■ Document section:
====
Ed Note: No matter how predictable the signs of Spring, nature still surprises us on the Hudson, EarthDesk‘s home river. Here Susan Fox Rogers shares her encounter with a baby beaver on North Tivoli Bay. A rare sighting and a beautifully told tale. Turn up the volume. The sounds you hear are NOT Susan’s squeals of delight. This post also appears on Susan’s online journal.   — John Cronin

I am an optimist. But on Tuesday morning as I launched my kayak onto the Hudson River at 7:30 in the morning I was not filled with my usual sense that just around the corner was the next glorious sight. I wouldn’t say I was feeling pessimistic, but rather more grumpy. And I was grumpy because the height of migration has passed–it comes and goes so quickly it is excruciating. I decided that nothing special could come my way (“all the best birds are gone” I said to a friend, sounding like a twelve year-old having a tantrum). Armed with this bad attitude, I stroked south under a bluing sky toward Magdalen Island and the entrance to the North Tivoli Bay.
====
■ Dataset excerpts:
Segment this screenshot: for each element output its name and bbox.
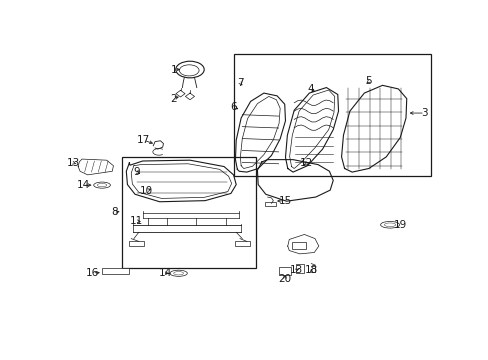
Bar xyxy=(296,264,303,273)
Text: 1: 1 xyxy=(170,64,177,75)
Text: 11: 11 xyxy=(129,216,142,226)
Bar xyxy=(122,157,256,268)
Text: 6: 6 xyxy=(230,102,237,112)
Text: 7: 7 xyxy=(236,77,243,87)
Text: 12: 12 xyxy=(300,158,313,168)
Ellipse shape xyxy=(169,270,187,276)
Text: 17: 17 xyxy=(137,135,150,145)
Text: 19: 19 xyxy=(393,220,406,230)
Ellipse shape xyxy=(173,271,183,275)
Text: 16: 16 xyxy=(85,268,99,278)
Ellipse shape xyxy=(97,184,106,187)
Text: 4: 4 xyxy=(306,84,313,94)
Ellipse shape xyxy=(94,182,110,188)
Text: 8: 8 xyxy=(111,207,117,217)
Text: 14: 14 xyxy=(159,268,172,278)
Ellipse shape xyxy=(384,223,395,226)
Ellipse shape xyxy=(175,61,204,78)
Bar xyxy=(102,268,129,274)
Text: 13: 13 xyxy=(290,265,303,275)
Bar xyxy=(279,267,290,275)
Ellipse shape xyxy=(380,221,399,228)
Text: 5: 5 xyxy=(365,76,371,86)
Text: 10: 10 xyxy=(140,186,153,196)
Bar xyxy=(129,241,144,246)
Bar xyxy=(264,202,276,206)
Text: 18: 18 xyxy=(304,265,317,275)
Text: 15: 15 xyxy=(278,195,291,206)
Text: 2: 2 xyxy=(170,94,176,104)
Text: 13: 13 xyxy=(66,158,80,168)
Bar xyxy=(234,241,249,246)
Bar xyxy=(233,54,430,176)
Text: 20: 20 xyxy=(278,274,291,284)
Text: 9: 9 xyxy=(133,167,140,177)
Text: 3: 3 xyxy=(421,108,427,118)
Ellipse shape xyxy=(179,65,199,76)
Bar xyxy=(291,242,305,249)
Polygon shape xyxy=(78,159,113,175)
Text: 14: 14 xyxy=(76,180,89,190)
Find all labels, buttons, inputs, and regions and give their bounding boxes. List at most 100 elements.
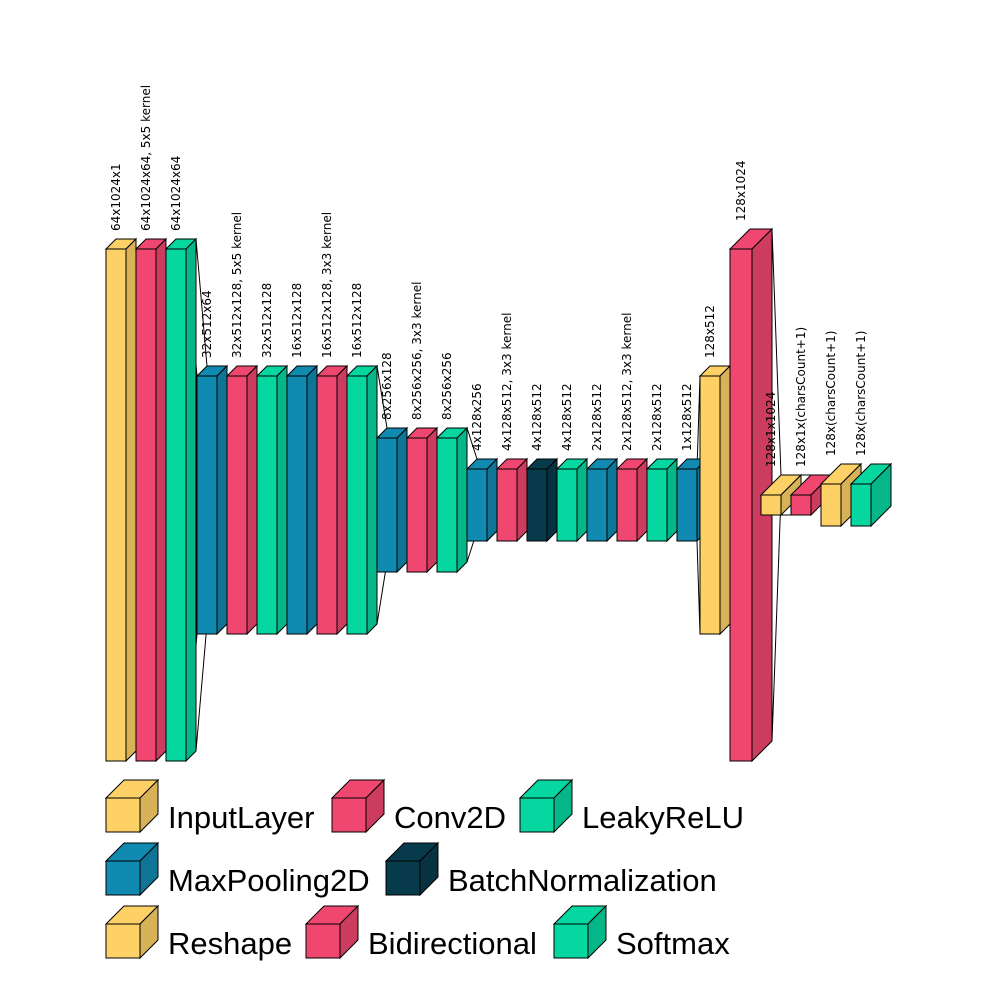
layer-shape-label: 16x512x128 [290,283,304,358]
layer-shape-label: 8x256x128 [380,352,394,420]
layer-front-face [646,468,668,542]
layer-side-face [336,364,348,636]
layer-shape-label: 2x128x512, 3x3 kernel [620,313,634,451]
layer-17-maxpooling2d [585,457,619,543]
layer-front-face [346,375,368,635]
layer-9-leakyrelu [345,364,379,636]
layer-shape-label: 4x128x512 [560,383,574,451]
layer-front-face [760,494,782,516]
connector-line [771,494,782,742]
layer-stack [104,227,893,763]
layer-4-maxpooling2d [195,364,229,636]
layer-shape-label: 32x512x64 [200,290,214,358]
legend-label: Reshape [168,926,292,961]
layer-side-face [396,426,408,574]
layer-7-maxpooling2d [285,364,319,636]
layer-front-face [165,248,187,762]
layer-front-face [699,375,721,635]
layer-8-conv2d [315,364,349,636]
layer-side-face [456,426,468,574]
layer-side-face [516,457,528,543]
layer-side-face [576,457,588,543]
layer-shape-label: 4x128x512 [530,383,544,451]
layer-side-face [666,457,678,543]
legend-label: LeakyReLU [582,800,744,835]
layer-front-face [729,248,753,762]
legend: InputLayer Conv2D LeakyReLU MaxPooling2D Bat… [104,778,744,961]
layer-shape-label: 32x512x128, 5x5 kernel [230,212,244,358]
layer-side-face [636,457,648,543]
layer-6-leakyrelu [255,364,289,636]
layer-19-leakyrelu [645,457,679,543]
legend-item-leakyrelu: LeakyReLU [518,778,744,835]
layer-front-face [790,494,812,516]
layer-5-conv2d [225,364,259,636]
layer-front-face [616,468,638,542]
layer-front-face [376,437,398,573]
layer-side-face [719,364,731,636]
layer-shape-label: 16x512x128, 3x3 kernel [320,212,334,358]
layer-shape-label: 128x512 [703,305,717,358]
layer-side-face [546,457,558,543]
layer-front-face [586,468,608,542]
layer-shape-label: 1x128x512 [680,383,694,451]
layer-shape-label: 8x256x256 [440,352,454,420]
connector-line [376,365,388,429]
layer-front-face [526,468,548,542]
layer-3-leakyrelu [164,237,198,763]
layer-front-face [105,248,127,762]
legend-label: Softmax [616,926,730,961]
layer-front-face [135,248,157,762]
layer-18-conv2d [615,457,649,543]
connector-line [195,623,208,752]
layer-side-face [366,364,378,636]
layer-front-face [196,375,218,635]
legend-item-batchnormalization: BatchNormalization [384,841,717,898]
layer-shape-label: 32x512x128 [260,283,274,358]
layer-11-conv2d [405,426,439,574]
layer-16-leakyrelu [555,457,589,543]
layer-shape-label: 4x128x256 [470,383,484,451]
legend-swatch [519,797,555,833]
layer-shape-label: 4x128x512, 3x3 kernel [500,313,514,451]
layer-side-face [155,237,167,763]
legend-item-conv2d: Conv2D [330,778,506,835]
layer-front-face [436,437,458,573]
legend-swatch [305,923,341,959]
legend-swatch [105,797,141,833]
legend-label: Conv2D [394,800,506,835]
layer-front-face [286,375,308,635]
layer-side-face [276,364,288,636]
layer-front-face [496,468,518,542]
layer-side-face [246,364,258,636]
connector-line [771,228,782,476]
layer-shape-label: 2x128x512 [650,383,664,451]
layer-10-maxpooling2d [375,426,409,574]
layer-side-face [185,237,197,763]
layer-front-face [256,375,278,635]
legend-label: InputLayer [168,800,315,835]
layer-shape-label: 128x(charsCount+1) [854,331,868,456]
layer-side-face [426,426,438,574]
layer-front-face [820,483,842,527]
layer-26-softmax [849,462,893,528]
layer-labels: 64x1024x1 64x1024x64, 5x5 kernel 64x1024x6… [109,85,868,467]
legend-swatch [105,860,141,896]
layer-side-face [216,364,228,636]
layer-shape-label: 64x1024x64, 5x5 kernel [139,85,153,231]
layer-shape-label: 128x1x1024 [764,392,778,467]
layer-21-reshape [698,364,732,636]
layer-14-conv2d [495,457,529,543]
legend-swatch [331,797,367,833]
layer-shape-label: 128x1024 [734,160,748,221]
layer-front-face [556,468,578,542]
layer-shape-label: 16x512x128 [350,283,364,358]
legend-item-softmax: Softmax [552,904,730,961]
layer-side-face [125,237,137,763]
layer-shape-label: 64x1024x1 [109,163,123,231]
legend-item-bidirectional: Bidirectional [304,904,537,961]
layer-1-inputlayer [104,237,138,763]
legend-item-maxpooling2d: MaxPooling2D [104,841,370,898]
legend-swatch [105,923,141,959]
====
■ Tasks and exercises:
A) From the Hudson River kayaking account above the data, print the passage between "I am an optimist." and "the North Tivoli Bay.", inclusive.
B) Please carry on the Hudson River kayaking account from the point where it stops.

■ Expected outputs:
A)
I am an optimist. But on Tuesday morning as I launched my kayak onto the Hudson River at 7:30 in the morning I was not filled with my usual sense that just around the corner was the next glorious sight. I wouldn’t say I was feeling pessimistic, but rather more grumpy. And I was grumpy because the height of migration has passed–it comes and goes so quickly it is excruciating. I decided that nothing special could come my way (“all the best birds are gone” I said to a friend, sounding like a twelve year-old having a tantrum). Armed with this bad attitude, I stroked south under a bluing sky toward Magdalen Island and the entrance to the North Tivoli Bay.

B)
Just to prove me wrong, the river first offered up a Horned Grebe, in elegant breeding plumage, floating placidly at the opening to the North Tivoli Bay. It bobbed along, as if it belonged there (it doesn’t–it should be in Canada somewhere far north). I scooted down the main waterway, lined by cattails and phragmites. Red winged blackbirds sang their insistent conkla-dee, and marsh wrens trilled from the reeds. A Map turtle sunned on a log. Two Canada Geese crossed the channel, three babies trailing behind. Fifty yards later, a Mallard mother scooted thirteen young into the reeds. I couldn’t help but laugh at myself. This was the most glorious day.

Horned grebe and map turtle. Tivoli North Bay, Susan Fox Rogers

Horned grebe and map turtle. North Tivoli Bay, Hudson River, NY.  Susan Fox Rogers

In the distance, I saw the tell-tale V of a beaver plowing through the water. In 1840, the beaver was a rare animal in New York State. Trapping had all but wiped out this large rodent, whose pelts were used for hats and coats. When trapping was finally prohibited in 1895, some claim there were but 10 left in the State. In the North Tivoli Bay, it is hard to believe this desperate history: I always see a beaver. Or rather, I hear a slap of a broad tail, signaling danger before the beaver dives below the surface.

So it came as a surprise when I spied a beaver snout moving toward me. About five feet in front of my kayak, the little beaver crawled up into the mud, and perched there, letting out a darling, but slightly heartbreaking mew. It then plunked back into the water and swam toward me, looping around my paddles and nuzzling the boat.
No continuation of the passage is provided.